▶ **TASK TO COMPLETE**:
Please edit the rows from the first one through the row containing "row-date: 26.12.2014 bbox=[379, 509, 426, 522]", changing "row-land-area" to "row-plot-area" and keeping everything else the same. Return only those rows.

(Dataset excerpt)
** begin **

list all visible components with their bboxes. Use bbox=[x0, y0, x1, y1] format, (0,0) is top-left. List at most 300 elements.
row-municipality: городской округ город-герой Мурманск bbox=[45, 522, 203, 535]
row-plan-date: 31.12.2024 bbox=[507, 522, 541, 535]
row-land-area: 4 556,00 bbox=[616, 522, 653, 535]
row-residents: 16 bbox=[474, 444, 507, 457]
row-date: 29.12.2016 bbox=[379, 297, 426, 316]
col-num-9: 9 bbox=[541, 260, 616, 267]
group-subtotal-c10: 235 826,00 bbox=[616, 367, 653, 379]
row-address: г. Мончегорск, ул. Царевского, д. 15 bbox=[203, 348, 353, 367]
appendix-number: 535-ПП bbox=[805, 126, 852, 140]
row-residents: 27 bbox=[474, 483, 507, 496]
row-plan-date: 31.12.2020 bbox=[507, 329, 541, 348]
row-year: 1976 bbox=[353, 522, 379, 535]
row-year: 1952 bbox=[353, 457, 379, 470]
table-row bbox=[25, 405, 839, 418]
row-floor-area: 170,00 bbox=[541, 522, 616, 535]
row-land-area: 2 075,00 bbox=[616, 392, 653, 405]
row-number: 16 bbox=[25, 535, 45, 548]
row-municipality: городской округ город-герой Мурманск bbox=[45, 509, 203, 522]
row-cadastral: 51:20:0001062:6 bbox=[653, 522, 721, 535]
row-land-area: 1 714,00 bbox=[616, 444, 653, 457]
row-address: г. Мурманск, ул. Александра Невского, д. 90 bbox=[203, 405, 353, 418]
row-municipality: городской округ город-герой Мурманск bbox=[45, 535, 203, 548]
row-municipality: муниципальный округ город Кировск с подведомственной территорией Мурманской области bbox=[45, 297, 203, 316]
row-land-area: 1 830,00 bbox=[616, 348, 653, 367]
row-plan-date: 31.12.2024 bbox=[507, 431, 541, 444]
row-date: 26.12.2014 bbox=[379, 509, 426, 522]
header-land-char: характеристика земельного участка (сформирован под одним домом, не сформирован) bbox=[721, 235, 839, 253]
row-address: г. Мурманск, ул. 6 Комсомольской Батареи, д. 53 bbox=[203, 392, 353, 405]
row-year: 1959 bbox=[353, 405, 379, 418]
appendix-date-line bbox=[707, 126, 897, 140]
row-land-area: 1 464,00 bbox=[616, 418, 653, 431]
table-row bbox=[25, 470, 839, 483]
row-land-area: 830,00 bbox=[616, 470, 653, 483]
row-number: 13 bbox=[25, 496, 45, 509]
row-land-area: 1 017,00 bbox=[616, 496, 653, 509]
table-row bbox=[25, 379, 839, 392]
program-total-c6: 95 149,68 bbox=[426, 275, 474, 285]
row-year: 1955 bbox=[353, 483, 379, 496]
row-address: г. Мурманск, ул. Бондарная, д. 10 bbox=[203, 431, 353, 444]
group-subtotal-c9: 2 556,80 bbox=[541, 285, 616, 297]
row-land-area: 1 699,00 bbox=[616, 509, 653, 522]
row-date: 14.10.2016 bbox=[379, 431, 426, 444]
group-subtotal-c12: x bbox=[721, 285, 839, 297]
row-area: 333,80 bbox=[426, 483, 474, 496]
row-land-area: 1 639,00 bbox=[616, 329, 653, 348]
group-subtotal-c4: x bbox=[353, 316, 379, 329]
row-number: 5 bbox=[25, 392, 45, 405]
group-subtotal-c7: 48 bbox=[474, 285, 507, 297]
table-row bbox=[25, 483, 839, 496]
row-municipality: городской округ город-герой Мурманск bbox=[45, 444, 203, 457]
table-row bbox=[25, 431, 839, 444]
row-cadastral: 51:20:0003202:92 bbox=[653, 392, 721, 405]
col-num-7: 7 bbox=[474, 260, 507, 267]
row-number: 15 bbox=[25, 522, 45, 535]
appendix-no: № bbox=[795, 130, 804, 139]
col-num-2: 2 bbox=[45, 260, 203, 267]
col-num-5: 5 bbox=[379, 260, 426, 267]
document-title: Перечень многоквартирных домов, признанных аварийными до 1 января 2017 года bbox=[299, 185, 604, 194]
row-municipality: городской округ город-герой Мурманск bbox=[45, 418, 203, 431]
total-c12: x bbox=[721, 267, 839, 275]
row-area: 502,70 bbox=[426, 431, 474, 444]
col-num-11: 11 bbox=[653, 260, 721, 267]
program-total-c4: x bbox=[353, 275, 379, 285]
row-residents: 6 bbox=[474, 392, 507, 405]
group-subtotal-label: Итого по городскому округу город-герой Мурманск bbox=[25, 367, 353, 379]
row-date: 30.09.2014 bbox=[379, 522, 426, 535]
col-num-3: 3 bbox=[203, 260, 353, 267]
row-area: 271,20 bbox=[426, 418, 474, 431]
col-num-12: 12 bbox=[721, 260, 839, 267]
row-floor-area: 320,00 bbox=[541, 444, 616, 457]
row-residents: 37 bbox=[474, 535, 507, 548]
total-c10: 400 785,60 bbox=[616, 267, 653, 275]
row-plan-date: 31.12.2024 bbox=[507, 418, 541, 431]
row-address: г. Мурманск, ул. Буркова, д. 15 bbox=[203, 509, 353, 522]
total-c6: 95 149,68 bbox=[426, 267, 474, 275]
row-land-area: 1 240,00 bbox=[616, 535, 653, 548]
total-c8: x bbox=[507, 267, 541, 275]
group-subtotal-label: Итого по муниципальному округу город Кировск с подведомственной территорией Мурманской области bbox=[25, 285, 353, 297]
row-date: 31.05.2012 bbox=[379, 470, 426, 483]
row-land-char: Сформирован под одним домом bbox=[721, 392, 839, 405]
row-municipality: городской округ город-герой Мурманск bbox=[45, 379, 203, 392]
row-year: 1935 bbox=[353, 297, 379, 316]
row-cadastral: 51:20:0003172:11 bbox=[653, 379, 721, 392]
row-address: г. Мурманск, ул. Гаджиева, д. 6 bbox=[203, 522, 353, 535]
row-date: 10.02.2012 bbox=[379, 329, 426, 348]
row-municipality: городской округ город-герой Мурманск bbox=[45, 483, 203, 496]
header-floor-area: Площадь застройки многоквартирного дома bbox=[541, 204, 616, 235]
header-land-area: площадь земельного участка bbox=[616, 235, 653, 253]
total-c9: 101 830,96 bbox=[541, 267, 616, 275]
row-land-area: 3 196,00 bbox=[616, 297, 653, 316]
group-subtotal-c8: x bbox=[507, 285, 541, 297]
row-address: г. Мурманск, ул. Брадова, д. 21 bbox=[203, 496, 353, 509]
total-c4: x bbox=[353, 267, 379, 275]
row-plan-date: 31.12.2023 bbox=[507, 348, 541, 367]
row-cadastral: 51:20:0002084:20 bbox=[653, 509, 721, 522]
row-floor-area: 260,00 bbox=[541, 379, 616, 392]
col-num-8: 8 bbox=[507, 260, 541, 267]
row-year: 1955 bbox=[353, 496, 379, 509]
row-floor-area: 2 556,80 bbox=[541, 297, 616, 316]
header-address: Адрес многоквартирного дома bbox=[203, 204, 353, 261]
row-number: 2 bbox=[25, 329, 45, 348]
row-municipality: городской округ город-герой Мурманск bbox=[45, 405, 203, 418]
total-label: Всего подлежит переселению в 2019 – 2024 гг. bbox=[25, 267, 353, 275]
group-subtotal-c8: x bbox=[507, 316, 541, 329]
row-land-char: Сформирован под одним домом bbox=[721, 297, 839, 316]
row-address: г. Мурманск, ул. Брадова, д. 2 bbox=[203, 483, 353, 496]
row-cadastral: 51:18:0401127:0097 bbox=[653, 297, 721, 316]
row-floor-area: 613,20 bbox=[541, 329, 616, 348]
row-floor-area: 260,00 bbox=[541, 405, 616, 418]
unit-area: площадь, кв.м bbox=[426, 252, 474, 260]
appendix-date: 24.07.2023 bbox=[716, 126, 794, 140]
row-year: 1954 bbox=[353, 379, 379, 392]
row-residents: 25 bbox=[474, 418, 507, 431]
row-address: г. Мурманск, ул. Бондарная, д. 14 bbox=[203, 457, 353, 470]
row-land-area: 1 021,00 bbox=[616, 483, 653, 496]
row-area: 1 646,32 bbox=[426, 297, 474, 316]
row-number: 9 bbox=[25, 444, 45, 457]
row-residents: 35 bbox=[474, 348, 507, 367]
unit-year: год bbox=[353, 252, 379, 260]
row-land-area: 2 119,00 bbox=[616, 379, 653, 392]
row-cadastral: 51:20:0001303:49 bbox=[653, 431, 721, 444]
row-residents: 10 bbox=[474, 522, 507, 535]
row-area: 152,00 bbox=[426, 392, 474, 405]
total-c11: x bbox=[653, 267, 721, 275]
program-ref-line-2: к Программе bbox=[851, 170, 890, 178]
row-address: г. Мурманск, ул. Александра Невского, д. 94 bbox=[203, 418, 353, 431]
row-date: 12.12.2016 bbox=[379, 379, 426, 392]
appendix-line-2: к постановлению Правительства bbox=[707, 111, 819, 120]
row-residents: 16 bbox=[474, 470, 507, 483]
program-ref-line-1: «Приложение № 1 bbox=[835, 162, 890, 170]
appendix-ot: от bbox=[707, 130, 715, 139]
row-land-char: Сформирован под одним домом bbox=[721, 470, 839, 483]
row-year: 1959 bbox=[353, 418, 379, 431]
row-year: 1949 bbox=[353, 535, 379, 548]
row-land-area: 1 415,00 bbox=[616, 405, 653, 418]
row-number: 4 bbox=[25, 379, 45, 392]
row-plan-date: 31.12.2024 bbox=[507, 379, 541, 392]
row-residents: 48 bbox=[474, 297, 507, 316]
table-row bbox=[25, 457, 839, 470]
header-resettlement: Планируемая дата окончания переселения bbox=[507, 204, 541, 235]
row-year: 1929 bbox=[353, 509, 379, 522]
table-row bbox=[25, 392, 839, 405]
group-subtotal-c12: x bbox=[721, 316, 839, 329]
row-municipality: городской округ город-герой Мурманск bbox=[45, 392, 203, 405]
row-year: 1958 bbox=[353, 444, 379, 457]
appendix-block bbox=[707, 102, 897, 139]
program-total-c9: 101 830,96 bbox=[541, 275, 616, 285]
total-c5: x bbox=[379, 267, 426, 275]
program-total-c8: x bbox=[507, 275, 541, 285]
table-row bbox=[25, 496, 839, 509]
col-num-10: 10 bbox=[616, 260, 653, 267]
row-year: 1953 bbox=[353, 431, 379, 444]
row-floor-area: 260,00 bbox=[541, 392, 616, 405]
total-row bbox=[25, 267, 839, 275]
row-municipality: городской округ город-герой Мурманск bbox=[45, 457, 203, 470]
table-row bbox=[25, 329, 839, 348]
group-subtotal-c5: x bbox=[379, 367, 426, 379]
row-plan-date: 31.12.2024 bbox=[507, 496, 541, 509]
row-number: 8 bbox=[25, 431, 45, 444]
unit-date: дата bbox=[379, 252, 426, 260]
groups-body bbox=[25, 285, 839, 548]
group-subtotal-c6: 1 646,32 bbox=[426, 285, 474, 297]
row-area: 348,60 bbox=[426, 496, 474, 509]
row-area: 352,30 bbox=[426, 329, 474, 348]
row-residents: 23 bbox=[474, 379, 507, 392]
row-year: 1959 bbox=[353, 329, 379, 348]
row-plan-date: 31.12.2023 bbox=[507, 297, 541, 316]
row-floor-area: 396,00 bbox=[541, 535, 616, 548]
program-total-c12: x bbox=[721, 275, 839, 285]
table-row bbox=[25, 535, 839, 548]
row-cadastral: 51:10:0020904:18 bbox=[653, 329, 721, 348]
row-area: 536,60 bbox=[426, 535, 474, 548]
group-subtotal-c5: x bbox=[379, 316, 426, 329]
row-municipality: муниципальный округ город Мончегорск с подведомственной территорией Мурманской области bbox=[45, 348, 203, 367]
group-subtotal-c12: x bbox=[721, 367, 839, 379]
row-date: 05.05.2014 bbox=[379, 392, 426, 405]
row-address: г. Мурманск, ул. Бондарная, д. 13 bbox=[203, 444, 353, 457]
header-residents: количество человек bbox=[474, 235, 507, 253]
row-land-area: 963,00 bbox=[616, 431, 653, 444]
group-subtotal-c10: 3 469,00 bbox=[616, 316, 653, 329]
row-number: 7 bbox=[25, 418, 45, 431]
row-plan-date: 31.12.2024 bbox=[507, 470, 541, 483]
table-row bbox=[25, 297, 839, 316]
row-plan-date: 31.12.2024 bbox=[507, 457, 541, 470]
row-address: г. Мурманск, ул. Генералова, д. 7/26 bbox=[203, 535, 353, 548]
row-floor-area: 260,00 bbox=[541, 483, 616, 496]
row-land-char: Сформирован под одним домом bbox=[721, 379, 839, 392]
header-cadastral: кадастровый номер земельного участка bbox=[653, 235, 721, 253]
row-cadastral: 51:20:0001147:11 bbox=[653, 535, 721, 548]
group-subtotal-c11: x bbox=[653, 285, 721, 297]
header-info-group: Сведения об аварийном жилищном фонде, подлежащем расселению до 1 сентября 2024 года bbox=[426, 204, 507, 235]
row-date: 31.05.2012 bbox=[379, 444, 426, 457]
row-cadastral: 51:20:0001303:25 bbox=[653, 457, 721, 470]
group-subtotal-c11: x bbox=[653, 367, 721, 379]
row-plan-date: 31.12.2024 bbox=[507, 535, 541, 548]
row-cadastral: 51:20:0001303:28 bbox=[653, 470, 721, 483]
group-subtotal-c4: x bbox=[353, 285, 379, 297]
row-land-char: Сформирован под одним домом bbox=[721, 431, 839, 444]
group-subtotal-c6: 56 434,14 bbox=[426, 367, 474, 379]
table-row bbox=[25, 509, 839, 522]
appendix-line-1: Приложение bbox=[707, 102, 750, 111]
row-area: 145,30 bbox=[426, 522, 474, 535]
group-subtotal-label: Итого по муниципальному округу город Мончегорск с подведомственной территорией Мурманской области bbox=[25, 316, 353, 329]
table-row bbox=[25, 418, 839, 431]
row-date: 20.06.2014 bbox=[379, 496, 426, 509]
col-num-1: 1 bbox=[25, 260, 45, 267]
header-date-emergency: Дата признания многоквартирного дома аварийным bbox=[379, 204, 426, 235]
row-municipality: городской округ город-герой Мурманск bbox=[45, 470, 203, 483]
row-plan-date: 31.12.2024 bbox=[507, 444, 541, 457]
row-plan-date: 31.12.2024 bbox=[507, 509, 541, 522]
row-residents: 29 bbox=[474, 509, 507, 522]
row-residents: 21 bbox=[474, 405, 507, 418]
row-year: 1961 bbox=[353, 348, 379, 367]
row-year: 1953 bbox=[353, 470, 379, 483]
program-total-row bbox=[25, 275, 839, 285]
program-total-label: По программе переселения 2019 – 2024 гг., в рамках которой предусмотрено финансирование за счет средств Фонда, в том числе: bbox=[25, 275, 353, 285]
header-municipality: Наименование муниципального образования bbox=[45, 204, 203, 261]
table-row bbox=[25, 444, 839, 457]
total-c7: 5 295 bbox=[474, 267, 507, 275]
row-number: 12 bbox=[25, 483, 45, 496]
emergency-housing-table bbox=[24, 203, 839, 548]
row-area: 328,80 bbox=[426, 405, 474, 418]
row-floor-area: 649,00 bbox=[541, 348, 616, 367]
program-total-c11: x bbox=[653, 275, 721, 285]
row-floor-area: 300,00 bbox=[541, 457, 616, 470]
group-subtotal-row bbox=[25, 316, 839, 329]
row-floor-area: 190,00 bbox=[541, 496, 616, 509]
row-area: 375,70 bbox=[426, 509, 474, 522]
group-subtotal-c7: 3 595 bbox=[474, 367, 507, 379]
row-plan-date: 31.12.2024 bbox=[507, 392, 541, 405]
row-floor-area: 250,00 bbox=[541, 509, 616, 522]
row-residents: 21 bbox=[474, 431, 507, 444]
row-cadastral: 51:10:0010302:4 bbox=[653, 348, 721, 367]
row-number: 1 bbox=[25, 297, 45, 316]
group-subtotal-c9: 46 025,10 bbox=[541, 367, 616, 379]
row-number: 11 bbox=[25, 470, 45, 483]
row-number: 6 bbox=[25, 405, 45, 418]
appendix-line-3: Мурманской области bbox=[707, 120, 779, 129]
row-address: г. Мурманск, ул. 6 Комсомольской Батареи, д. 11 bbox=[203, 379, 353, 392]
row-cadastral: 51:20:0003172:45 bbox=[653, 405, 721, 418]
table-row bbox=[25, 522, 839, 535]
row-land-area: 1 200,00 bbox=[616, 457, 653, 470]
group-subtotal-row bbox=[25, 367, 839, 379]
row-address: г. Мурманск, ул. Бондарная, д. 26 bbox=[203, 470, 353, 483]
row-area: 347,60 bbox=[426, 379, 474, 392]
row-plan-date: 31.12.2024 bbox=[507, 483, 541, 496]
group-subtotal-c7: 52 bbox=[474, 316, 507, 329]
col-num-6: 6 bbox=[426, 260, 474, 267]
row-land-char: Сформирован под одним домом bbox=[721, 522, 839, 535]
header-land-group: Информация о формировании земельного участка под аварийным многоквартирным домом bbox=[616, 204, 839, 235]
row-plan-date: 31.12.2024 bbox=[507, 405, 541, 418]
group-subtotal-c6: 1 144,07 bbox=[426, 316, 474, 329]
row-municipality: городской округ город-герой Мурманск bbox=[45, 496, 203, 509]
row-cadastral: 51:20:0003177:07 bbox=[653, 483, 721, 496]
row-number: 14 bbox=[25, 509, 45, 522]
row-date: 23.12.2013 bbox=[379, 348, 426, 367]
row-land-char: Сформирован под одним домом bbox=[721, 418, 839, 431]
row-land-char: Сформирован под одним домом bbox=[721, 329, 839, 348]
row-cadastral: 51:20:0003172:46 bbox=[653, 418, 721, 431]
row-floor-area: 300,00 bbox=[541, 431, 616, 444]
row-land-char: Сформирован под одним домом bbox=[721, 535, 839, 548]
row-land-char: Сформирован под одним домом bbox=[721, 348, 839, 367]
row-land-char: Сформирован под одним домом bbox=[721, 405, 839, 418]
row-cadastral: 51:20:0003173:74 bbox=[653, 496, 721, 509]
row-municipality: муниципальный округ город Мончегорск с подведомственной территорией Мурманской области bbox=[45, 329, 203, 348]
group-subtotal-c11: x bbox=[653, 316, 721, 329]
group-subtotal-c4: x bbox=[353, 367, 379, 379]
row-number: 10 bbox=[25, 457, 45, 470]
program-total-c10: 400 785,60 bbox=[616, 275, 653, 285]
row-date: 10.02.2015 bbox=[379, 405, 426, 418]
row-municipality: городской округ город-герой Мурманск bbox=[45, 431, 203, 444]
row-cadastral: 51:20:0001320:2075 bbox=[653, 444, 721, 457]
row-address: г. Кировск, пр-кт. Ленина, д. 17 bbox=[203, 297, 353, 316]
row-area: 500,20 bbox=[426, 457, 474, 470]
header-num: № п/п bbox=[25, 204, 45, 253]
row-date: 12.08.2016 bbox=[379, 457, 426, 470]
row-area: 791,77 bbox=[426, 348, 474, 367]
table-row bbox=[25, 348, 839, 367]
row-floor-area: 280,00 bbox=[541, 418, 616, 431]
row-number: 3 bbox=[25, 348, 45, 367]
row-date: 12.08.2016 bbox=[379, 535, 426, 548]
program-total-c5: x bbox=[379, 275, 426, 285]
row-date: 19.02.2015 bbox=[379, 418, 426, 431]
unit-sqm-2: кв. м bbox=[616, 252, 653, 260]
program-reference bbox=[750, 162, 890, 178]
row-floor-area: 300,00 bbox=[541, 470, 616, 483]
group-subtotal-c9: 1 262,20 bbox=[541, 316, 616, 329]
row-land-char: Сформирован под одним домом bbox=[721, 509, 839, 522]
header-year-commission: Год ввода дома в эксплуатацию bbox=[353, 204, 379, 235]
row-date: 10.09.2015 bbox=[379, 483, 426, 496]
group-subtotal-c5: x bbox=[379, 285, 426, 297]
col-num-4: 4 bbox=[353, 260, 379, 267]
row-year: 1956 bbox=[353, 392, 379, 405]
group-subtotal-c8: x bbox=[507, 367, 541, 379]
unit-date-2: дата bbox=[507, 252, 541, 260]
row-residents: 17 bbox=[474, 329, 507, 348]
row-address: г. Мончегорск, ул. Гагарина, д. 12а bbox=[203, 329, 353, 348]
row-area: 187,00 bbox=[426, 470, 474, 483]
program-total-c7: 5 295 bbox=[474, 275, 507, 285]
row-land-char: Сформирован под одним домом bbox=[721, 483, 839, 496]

** end **

▶ **SOLUTION FOR THIS EXERCISE**:
list all visible components with their bboxes. Use bbox=[x0, y0, x1, y1] format, (0,0) is top-left. List at most 300 elements.
row-municipality: городской округ город-герой Мурманск bbox=[45, 522, 203, 535]
row-plan-date: 31.12.2024 bbox=[507, 522, 541, 535]
row-plot-area: 4 556,00 bbox=[616, 522, 653, 535]
row-residents: 16 bbox=[474, 444, 507, 457]
row-date: 29.12.2016 bbox=[379, 297, 426, 316]
col-num-9: 9 bbox=[541, 260, 616, 267]
group-subtotal-c10: 235 826,00 bbox=[616, 367, 653, 379]
row-address: г. Мончегорск, ул. Царевского, д. 15 bbox=[203, 348, 353, 367]
appendix-number: 535-ПП bbox=[805, 126, 852, 140]
row-residents: 27 bbox=[474, 483, 507, 496]
row-plan-date: 31.12.2020 bbox=[507, 329, 541, 348]
row-year: 1976 bbox=[353, 522, 379, 535]
row-year: 1952 bbox=[353, 457, 379, 470]
table-row bbox=[25, 405, 839, 418]
row-floor-area: 170,00 bbox=[541, 522, 616, 535]
row-plot-area: 2 075,00 bbox=[616, 392, 653, 405]
row-number: 16 bbox=[25, 535, 45, 548]
row-municipality: городской округ город-герой Мурманск bbox=[45, 509, 203, 522]
row-cadastral: 51:20:0001062:6 bbox=[653, 522, 721, 535]
row-plot-area: 1 714,00 bbox=[616, 444, 653, 457]
row-address: г. Мурманск, ул. Александра Невского, д. 90 bbox=[203, 405, 353, 418]
row-municipality: городской округ город-герой Мурманск bbox=[45, 535, 203, 548]
row-municipality: муниципальный округ город Кировск с подведомственной территорией Мурманской области bbox=[45, 297, 203, 316]
row-plot-area: 1 830,00 bbox=[616, 348, 653, 367]
row-plan-date: 31.12.2024 bbox=[507, 431, 541, 444]
row-date: 26.12.2014 bbox=[379, 509, 426, 522]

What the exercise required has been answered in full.